### [WRITTEN PROBLEM]
Copy out every line containing the word "JSON".

### [DATA RECORDS]
▬▬▬▬▬▬▬▬▬▬
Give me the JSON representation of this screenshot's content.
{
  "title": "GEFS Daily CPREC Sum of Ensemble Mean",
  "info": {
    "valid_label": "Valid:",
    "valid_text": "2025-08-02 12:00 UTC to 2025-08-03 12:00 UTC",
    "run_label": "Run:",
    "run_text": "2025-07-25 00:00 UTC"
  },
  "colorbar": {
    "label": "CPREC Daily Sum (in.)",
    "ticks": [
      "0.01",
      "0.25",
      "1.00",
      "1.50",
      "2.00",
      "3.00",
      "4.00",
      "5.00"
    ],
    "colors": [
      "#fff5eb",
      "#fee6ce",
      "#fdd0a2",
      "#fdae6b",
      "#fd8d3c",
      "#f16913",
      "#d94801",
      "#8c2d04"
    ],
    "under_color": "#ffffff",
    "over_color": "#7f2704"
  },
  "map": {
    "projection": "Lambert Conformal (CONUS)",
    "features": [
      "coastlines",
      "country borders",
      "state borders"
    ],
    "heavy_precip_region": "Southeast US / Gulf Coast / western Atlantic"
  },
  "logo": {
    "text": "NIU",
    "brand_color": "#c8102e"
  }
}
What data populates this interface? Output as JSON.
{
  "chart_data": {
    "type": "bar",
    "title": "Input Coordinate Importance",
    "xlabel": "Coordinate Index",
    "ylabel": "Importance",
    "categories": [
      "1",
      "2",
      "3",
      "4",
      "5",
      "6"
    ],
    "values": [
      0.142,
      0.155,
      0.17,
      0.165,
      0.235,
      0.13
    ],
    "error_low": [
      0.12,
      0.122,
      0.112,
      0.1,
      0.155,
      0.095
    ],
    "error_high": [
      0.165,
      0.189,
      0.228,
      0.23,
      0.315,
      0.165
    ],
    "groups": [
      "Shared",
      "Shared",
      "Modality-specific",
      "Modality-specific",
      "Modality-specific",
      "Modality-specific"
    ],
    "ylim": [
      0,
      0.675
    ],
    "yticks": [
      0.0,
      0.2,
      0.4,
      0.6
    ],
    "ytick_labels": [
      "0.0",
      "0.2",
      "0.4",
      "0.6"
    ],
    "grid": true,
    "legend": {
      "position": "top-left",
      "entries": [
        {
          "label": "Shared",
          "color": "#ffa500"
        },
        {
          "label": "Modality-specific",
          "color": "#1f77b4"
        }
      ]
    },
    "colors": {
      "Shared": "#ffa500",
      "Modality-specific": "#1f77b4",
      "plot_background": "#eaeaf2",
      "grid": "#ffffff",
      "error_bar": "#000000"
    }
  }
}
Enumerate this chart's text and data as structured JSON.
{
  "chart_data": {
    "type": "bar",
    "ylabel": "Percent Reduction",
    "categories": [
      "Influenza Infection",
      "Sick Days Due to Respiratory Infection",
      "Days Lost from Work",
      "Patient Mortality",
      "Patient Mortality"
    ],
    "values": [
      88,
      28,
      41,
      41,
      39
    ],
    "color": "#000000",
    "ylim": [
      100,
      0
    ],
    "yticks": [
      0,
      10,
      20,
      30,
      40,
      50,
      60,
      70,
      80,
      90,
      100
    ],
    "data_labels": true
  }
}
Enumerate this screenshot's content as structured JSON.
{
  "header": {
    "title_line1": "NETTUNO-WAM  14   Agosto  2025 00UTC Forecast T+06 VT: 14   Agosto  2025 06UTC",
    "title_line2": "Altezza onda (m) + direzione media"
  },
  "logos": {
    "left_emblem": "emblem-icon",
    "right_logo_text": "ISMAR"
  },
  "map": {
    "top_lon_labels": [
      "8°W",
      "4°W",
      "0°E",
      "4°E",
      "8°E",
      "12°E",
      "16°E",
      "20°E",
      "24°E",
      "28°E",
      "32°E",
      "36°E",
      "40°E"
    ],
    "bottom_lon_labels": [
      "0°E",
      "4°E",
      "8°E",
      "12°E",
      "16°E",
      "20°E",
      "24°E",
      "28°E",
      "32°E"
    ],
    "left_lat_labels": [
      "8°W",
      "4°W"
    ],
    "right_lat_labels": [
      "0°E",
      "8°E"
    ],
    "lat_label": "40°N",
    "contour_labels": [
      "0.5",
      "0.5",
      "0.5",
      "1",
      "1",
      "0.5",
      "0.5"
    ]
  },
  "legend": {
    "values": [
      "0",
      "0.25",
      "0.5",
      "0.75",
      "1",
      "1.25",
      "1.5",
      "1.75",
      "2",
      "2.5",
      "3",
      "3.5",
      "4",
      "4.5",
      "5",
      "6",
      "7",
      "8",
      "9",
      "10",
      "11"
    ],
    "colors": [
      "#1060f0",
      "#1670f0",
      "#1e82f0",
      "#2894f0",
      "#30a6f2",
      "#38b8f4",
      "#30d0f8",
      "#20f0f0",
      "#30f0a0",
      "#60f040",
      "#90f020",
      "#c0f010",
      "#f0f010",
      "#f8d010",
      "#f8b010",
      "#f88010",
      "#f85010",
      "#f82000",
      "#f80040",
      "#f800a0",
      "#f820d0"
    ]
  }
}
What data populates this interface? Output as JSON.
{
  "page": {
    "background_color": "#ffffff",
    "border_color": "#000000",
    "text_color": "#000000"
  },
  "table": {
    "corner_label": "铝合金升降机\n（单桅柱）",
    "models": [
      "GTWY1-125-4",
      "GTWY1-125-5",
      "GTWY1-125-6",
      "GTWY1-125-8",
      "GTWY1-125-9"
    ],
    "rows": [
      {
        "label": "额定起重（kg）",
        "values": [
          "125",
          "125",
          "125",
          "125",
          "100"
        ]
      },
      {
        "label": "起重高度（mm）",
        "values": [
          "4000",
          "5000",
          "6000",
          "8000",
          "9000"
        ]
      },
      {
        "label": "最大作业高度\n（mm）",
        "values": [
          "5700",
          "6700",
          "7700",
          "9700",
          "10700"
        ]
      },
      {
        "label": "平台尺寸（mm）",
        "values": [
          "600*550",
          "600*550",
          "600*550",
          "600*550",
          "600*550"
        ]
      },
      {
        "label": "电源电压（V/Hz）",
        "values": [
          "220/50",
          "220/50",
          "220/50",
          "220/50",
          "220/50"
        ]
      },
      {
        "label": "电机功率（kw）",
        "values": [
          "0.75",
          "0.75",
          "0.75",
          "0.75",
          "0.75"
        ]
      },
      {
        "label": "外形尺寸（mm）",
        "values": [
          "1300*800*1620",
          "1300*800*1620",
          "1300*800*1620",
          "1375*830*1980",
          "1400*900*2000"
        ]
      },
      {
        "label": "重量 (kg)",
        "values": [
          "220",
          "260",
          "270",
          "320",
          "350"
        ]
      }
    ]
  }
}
▬▬▬▬▬▬▬▬▬▬
### [TASK ANSWER]
Give me the JSON representation of this screenshot's content.
What data populates this interface? Output as JSON.
Enumerate this chart's text and data as structured JSON.
Enumerate this screenshot's content as structured JSON.
What data populates this interface? Output as JSON.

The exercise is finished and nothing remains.